Data in this exercise

***

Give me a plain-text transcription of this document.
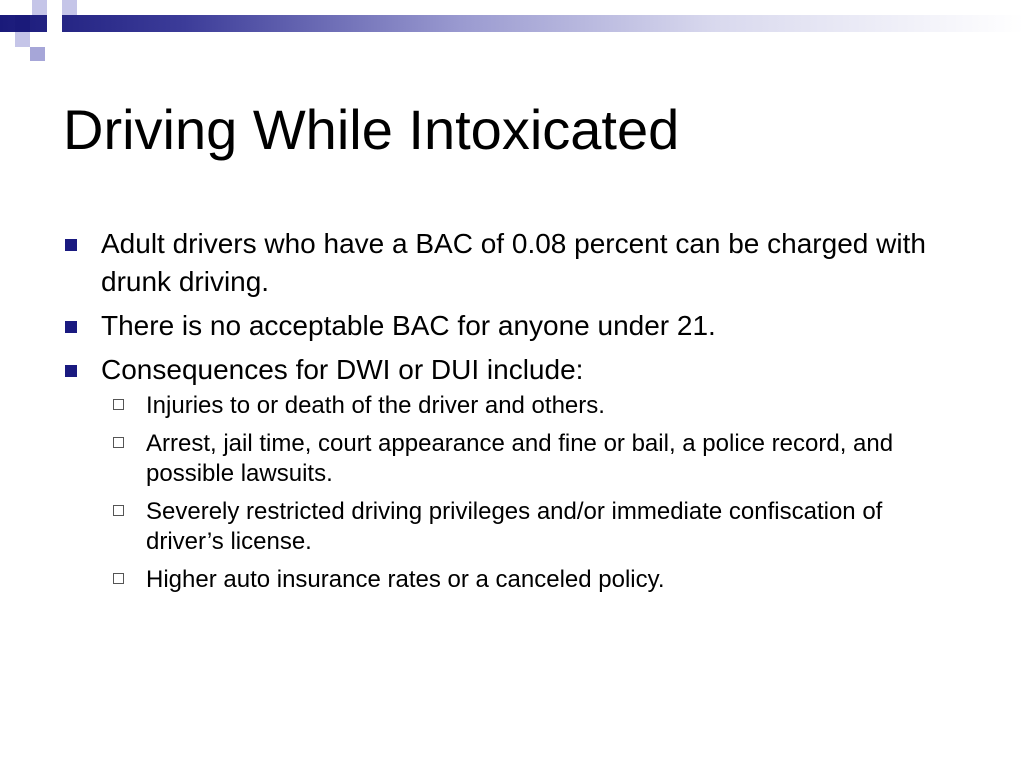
Driving While Intoxicated
Adult drivers who have a BAC of 0.08 percent can be charged with drunk driving.
There is no acceptable BAC for anyone under 21.
Consequences for DWI or DUI include:
Injuries to or death of the driver and others.
Arrest, jail time, court appearance and fine or bail, a police record, and possible lawsuits.
Severely restricted driving privileges and/or immediate confiscation of driver’s license.
Higher auto insurance rates or a canceled policy.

***

The problem
Strip the images and reproduce the remaining records precisely.

Answer to this exercise
Give me a plain-text transcription of this document.
Driving While Intoxicated
Adult drivers who have a BAC of 0.08 percent can be charged with drunk driving.
There is no acceptable BAC for anyone under 21.
Consequences for DWI or DUI include:
Injuries to or death of the driver and others.
Arrest, jail time, court appearance and fine or bail, a police record, and possible lawsuits.
Severely restricted driving privileges and/or immediate confiscation of driver’s license.
Higher auto insurance rates or a canceled policy.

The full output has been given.